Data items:

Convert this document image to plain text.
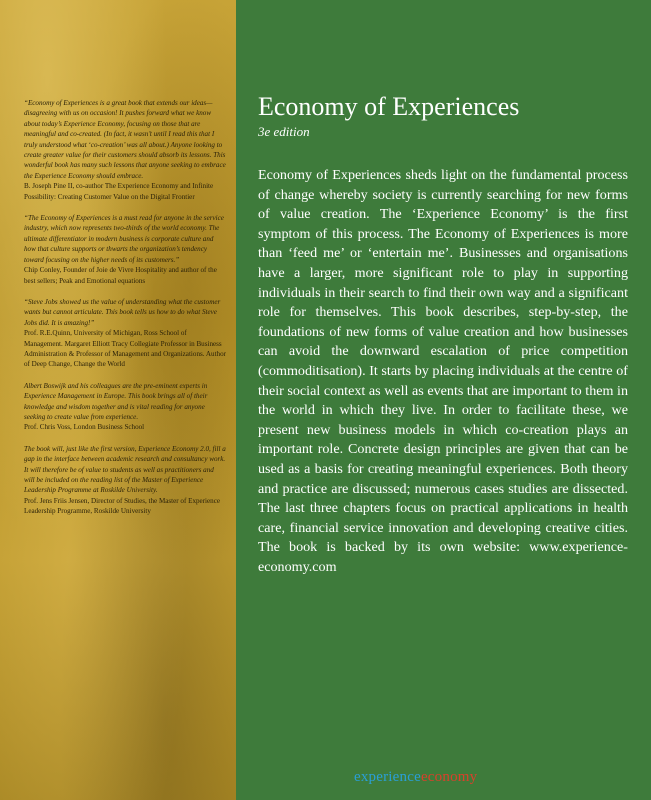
“Economy of Experiences is a great book that extends our ideas—disagreeing with us on occasion! It pushes forward what we know about today’s Experience Economy, focusing on those that are meaningful and co-created. (In fact, it wasn’t until I read this that I truly understood what ‘co-creation’ was all about.) Anyone looking to create greater value for their customers should absorb its lessons. This wonderful book has many such lessons that anyone seeking to embrace the Experience Economy should embrace.
B. Joseph Pine II, co-author The Experience Economy and Infinite Possibility: Creating Customer Value on the Digital Frontier
“The Economy of Experiences is a must read for anyone in the service industry, which now represents two-thirds of the world economy. The ultimate differentiator in modern business is corporate culture and how that culture supports or thwarts the organization’s tendency toward focusing on the higher needs of its customers.”
Chip Conley, Founder of Joie de Vivre Hospitality and author of the best sellers; Peak and Emotional equations
“Steve Jobs showed us the value of understanding what the customer wants but cannot articulate. This book tells us how to do what Steve Jobs did. It is amazing!”
Prof. R.E.Quinn, University of Michigan, Ross School of Management. Margaret Elliott Tracy Collegiate Professor in Business Administration & Professor of Management and Organizations. Author of Deep Change, Change the World
Albert Boswijk and his colleagues are the pre-eminent experts in Experience Management in Europe. This book brings all of their knowledge and wisdom together and is vital reading for anyone seeking to create value from experience.
Prof. Chris Voss, London Business School
The book will, just like the first version, Experience Economy 2.0, fill a gap in the interface between academic research and consultancy work.
It will therefore be of value to students as well as practitioners and will be included on the reading list of the Master of Experience Leadership Programme at Roskilde University.
Prof. Jens Friis Jensen, Director of Studies, the Master of Experience Leadership Programme, Roskilde University
Economy of Experiences
3e edition

Economy of Experiences sheds light on the fundamental process of change whereby society is currently searching for new forms of value creation. The ‘Experience Economy’ is the first symptom of this process. The Economy of Experiences is more than ‘feed me’ or ‘entertain me’. Businesses and organisations have a larger, more significant role to play in supporting individuals in their search to find their own way and a significant role for themselves. This book describes, step-by-step, the foundations of new forms of value creation and how businesses can avoid the downward escalation of price competition (commoditisation). It starts by placing individuals at the centre of their social context as well as events that are important to them in the world in which they live. In order to facilitate these, we present new business models in which co-creation plays an important role. Concrete design principles are given that can be used as a basis for creating meaningful experiences. Both theory and practice are discussed; numerous cases studies are dissected. The last three chapters focus on practical applications in health care, financial service innovation and developing creative cities. The book is backed by its own website: www.experience-economy.com

experienceeconomy
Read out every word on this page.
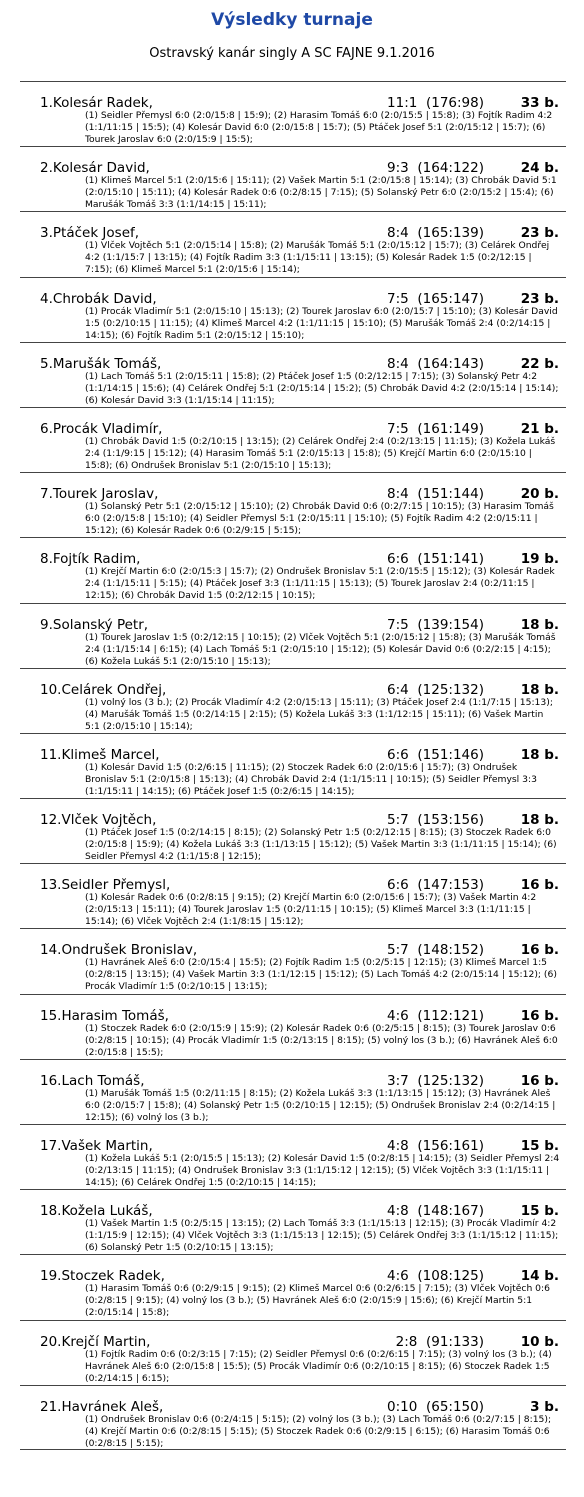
Výsledky turnaje
Ostravský kanár singly A SC FAJNE 9.1.2016
1.Kolesár Radek,	11:1 (176:98)	33 b.
(1) Seidler Přemysl 6:0 (2:0/15:8 | 15:9); (2) Harasim Tomáš 6:0 (2:0/15:5 | 15:8); (3) Fojtík Radim 4:2 (1:1/11:15 | 15:5); (4) Kolesár David 6:0 (2:0/15:8 | 15:7); (5) Ptáček Josef 5:1 (2:0/15:12 | 15:7); (6) Tourek Jaroslav 6:0 (2:0/15:9 | 15:5);
2.Kolesár David,	9:3 (164:122)	24 b.
(1) Klimeš Marcel 5:1 (2:0/15:6 | 15:11); (2) Vašek Martin 5:1 (2:0/15:8 | 15:14); (3) Chrobák David 5:1 (2:0/15:10 | 15:11); (4) Kolesár Radek 0:6 (0:2/8:15 | 7:15); (5) Solanský Petr 6:0 (2:0/15:2 | 15:4); (6) Marušák Tomáš 3:3 (1:1/14:15 | 15:11);
3.Ptáček Josef,	8:4 (165:139)	23 b.
(1) Vlček Vojtěch 5:1 (2:0/15:14 | 15:8); (2) Marušák Tomáš 5:1 (2:0/15:12 | 15:7); (3) Celárek Ondřej 4:2 (1:1/15:7 | 13:15); (4) Fojtík Radim 3:3 (1:1/15:11 | 13:15); (5) Kolesár Radek 1:5 (0:2/12:15 | 7:15); (6) Klimeš Marcel 5:1 (2:0/15:6 | 15:14);
4.Chrobák David,	7:5 (165:147)	23 b.
(1) Procák Vladimír 5:1 (2:0/15:10 | 15:13); (2) Tourek Jaroslav 6:0 (2:0/15:7 | 15:10); (3) Kolesár David 1:5 (0:2/10:15 | 11:15); (4) Klimeš Marcel 4:2 (1:1/11:15 | 15:10); (5) Marušák Tomáš 2:4 (0:2/14:15 | 14:15); (6) Fojtík Radim 5:1 (2:0/15:12 | 15:10);
5.Marušák Tomáš,	8:4 (164:143)	22 b.
(1) Lach Tomáš 5:1 (2:0/15:11 | 15:8); (2) Ptáček Josef 1:5 (0:2/12:15 | 7:15); (3) Solanský Petr 4:2 (1:1/14:15 | 15:6); (4) Celárek Ondřej 5:1 (2:0/15:14 | 15:2); (5) Chrobák David 4:2 (2:0/15:14 | 15:14); (6) Kolesár David 3:3 (1:1/15:14 | 11:15);
6.Procák Vladimír,	7:5 (161:149)	21 b.
(1) Chrobák David 1:5 (0:2/10:15 | 13:15); (2) Celárek Ondřej 2:4 (0:2/13:15 | 11:15); (3) Kožela Lukáš 2:4 (1:1/9:15 | 15:12); (4) Harasim Tomáš 5:1 (2:0/15:13 | 15:8); (5) Krejčí Martin 6:0 (2:0/15:10 | 15:8); (6) Ondrušek Bronislav 5:1 (2:0/15:10 | 15:13);
7.Tourek Jaroslav,	8:4 (151:144)	20 b.
(1) Solanský Petr 5:1 (2:0/15:12 | 15:10); (2) Chrobák David 0:6 (0:2/7:15 | 10:15); (3) Harasim Tomáš 6:0 (2:0/15:8 | 15:10); (4) Seidler Přemysl 5:1 (2:0/15:11 | 15:10); (5) Fojtík Radim 4:2 (2:0/15:11 | 15:12); (6) Kolesár Radek 0:6 (0:2/9:15 | 5:15);
8.Fojtík Radim,	6:6 (151:141)	19 b.
(1) Krejčí Martin 6:0 (2:0/15:3 | 15:7); (2) Ondrušek Bronislav 5:1 (2:0/15:5 | 15:12); (3) Kolesár Radek 2:4 (1:1/15:11 | 5:15); (4) Ptáček Josef 3:3 (1:1/11:15 | 15:13); (5) Tourek Jaroslav 2:4 (0:2/11:15 | 12:15); (6) Chrobák David 1:5 (0:2/12:15 | 10:15);
9.Solanský Petr,	7:5 (139:154)	18 b.
(1) Tourek Jaroslav 1:5 (0:2/12:15 | 10:15); (2) Vlček Vojtěch 5:1 (2:0/15:12 | 15:8); (3) Marušák Tomáš 2:4 (1:1/15:14 | 6:15); (4) Lach Tomáš 5:1 (2:0/15:10 | 15:12); (5) Kolesár David 0:6 (0:2/2:15 | 4:15); (6) Kožela Lukáš 5:1 (2:0/15:10 | 15:13);
10.Celárek Ondřej,	6:4 (125:132)	18 b.
(1) volný los (3 b.); (2) Procák Vladimír 4:2 (2:0/15:13 | 15:11); (3) Ptáček Josef 2:4 (1:1/7:15 | 15:13); (4) Marušák Tomáš 1:5 (0:2/14:15 | 2:15); (5) Kožela Lukáš 3:3 (1:1/12:15 | 15:11); (6) Vašek Martin 5:1 (2:0/15:10 | 15:14);
11.Klimeš Marcel,	6:6 (151:146)	18 b.
(1) Kolesár David 1:5 (0:2/6:15 | 11:15); (2) Stoczek Radek 6:0 (2:0/15:6 | 15:7); (3) Ondrušek Bronislav 5:1 (2:0/15:8 | 15:13); (4) Chrobák David 2:4 (1:1/15:11 | 10:15); (5) Seidler Přemysl 3:3 (1:1/15:11 | 14:15); (6) Ptáček Josef 1:5 (0:2/6:15 | 14:15);
12.Vlček Vojtěch,	5:7 (153:156)	18 b.
(1) Ptáček Josef 1:5 (0:2/14:15 | 8:15); (2) Solanský Petr 1:5 (0:2/12:15 | 8:15); (3) Stoczek Radek 6:0 (2:0/15:8 | 15:9); (4) Kožela Lukáš 3:3 (1:1/13:15 | 15:12); (5) Vašek Martin 3:3 (1:1/11:15 | 15:14); (6) Seidler Přemysl 4:2 (1:1/15:8 | 12:15);
13.Seidler Přemysl,	6:6 (147:153)	16 b.
(1) Kolesár Radek 0:6 (0:2/8:15 | 9:15); (2) Krejčí Martin 6:0 (2:0/15:6 | 15:7); (3) Vašek Martin 4:2 (2:0/15:13 | 15:11); (4) Tourek Jaroslav 1:5 (0:2/11:15 | 10:15); (5) Klimeš Marcel 3:3 (1:1/11:15 | 15:14); (6) Vlček Vojtěch 2:4 (1:1/8:15 | 15:12);
14.Ondrušek Bronislav,	5:7 (148:152)	16 b.
(1) Havránek Aleš 6:0 (2:0/15:4 | 15:5); (2) Fojtík Radim 1:5 (0:2/5:15 | 12:15); (3) Klimeš Marcel 1:5 (0:2/8:15 | 13:15); (4) Vašek Martin 3:3 (1:1/12:15 | 15:12); (5) Lach Tomáš 4:2 (2:0/15:14 | 15:12); (6) Procák Vladimír 1:5 (0:2/10:15 | 13:15);
15.Harasim Tomáš,	4:6 (112:121)	16 b.
(1) Stoczek Radek 6:0 (2:0/15:9 | 15:9); (2) Kolesár Radek 0:6 (0:2/5:15 | 8:15); (3) Tourek Jaroslav 0:6 (0:2/8:15 | 10:15); (4) Procák Vladimír 1:5 (0:2/13:15 | 8:15); (5) volný los (3 b.); (6) Havránek Aleš 6:0 (2:0/15:8 | 15:5);
16.Lach Tomáš,	3:7 (125:132)	16 b.
(1) Marušák Tomáš 1:5 (0:2/11:15 | 8:15); (2) Kožela Lukáš 3:3 (1:1/13:15 | 15:12); (3) Havránek Aleš 6:0 (2:0/15:7 | 15:8); (4) Solanský Petr 1:5 (0:2/10:15 | 12:15); (5) Ondrušek Bronislav 2:4 (0:2/14:15 | 12:15); (6) volný los (3 b.);
17.Vašek Martin,	4:8 (156:161)	15 b.
(1) Kožela Lukáš 5:1 (2:0/15:5 | 15:13); (2) Kolesár David 1:5 (0:2/8:15 | 14:15); (3) Seidler Přemysl 2:4 (0:2/13:15 | 11:15); (4) Ondrušek Bronislav 3:3 (1:1/15:12 | 12:15); (5) Vlček Vojtěch 3:3 (1:1/15:11 | 14:15); (6) Celárek Ondřej 1:5 (0:2/10:15 | 14:15);
18.Kožela Lukáš,	4:8 (148:167)	15 b.
(1) Vašek Martin 1:5 (0:2/5:15 | 13:15); (2) Lach Tomáš 3:3 (1:1/15:13 | 12:15); (3) Procák Vladimír 4:2 (1:1/15:9 | 12:15); (4) Vlček Vojtěch 3:3 (1:1/15:13 | 12:15); (5) Celárek Ondřej 3:3 (1:1/15:12 | 11:15); (6) Solanský Petr 1:5 (0:2/10:15 | 13:15);
19.Stoczek Radek,	4:6 (108:125)	14 b.
(1) Harasim Tomáš 0:6 (0:2/9:15 | 9:15); (2) Klimeš Marcel 0:6 (0:2/6:15 | 7:15); (3) Vlček Vojtěch 0:6 (0:2/8:15 | 9:15); (4) volný los (3 b.); (5) Havránek Aleš 6:0 (2:0/15:9 | 15:6); (6) Krejčí Martin 5:1 (2:0/15:14 | 15:8);
20.Krejčí Martin,	2:8 (91:133)	10 b.
(1) Fojtík Radim 0:6 (0:2/3:15 | 7:15); (2) Seidler Přemysl 0:6 (0:2/6:15 | 7:15); (3) volný los (3 b.); (4) Havránek Aleš 6:0 (2:0/15:8 | 15:5); (5) Procák Vladimír 0:6 (0:2/10:15 | 8:15); (6) Stoczek Radek 1:5 (0:2/14:15 | 6:15);
21.Havránek Aleš,	0:10 (65:150)	3 b.
(1) Ondrušek Bronislav 0:6 (0:2/4:15 | 5:15); (2) volný los (3 b.); (3) Lach Tomáš 0:6 (0:2/7:15 | 8:15); (4) Krejčí Martin 0:6 (0:2/8:15 | 5:15); (5) Stoczek Radek 0:6 (0:2/9:15 | 6:15); (6) Harasim Tomáš 0:6 (0:2/8:15 | 5:15);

- WRITTEN REQUEST -
Gather each line from the listing above that holds "will".

- WRITTEN REPLY -
The book will, just like the first version, Experience Economy 2.0, fill a gap in the interface between academic research and consultancy work.
It will therefore be of value to students as well as practitioners and will be included on the reading list of the Master of Experience Leadership Programme at Roskilde University.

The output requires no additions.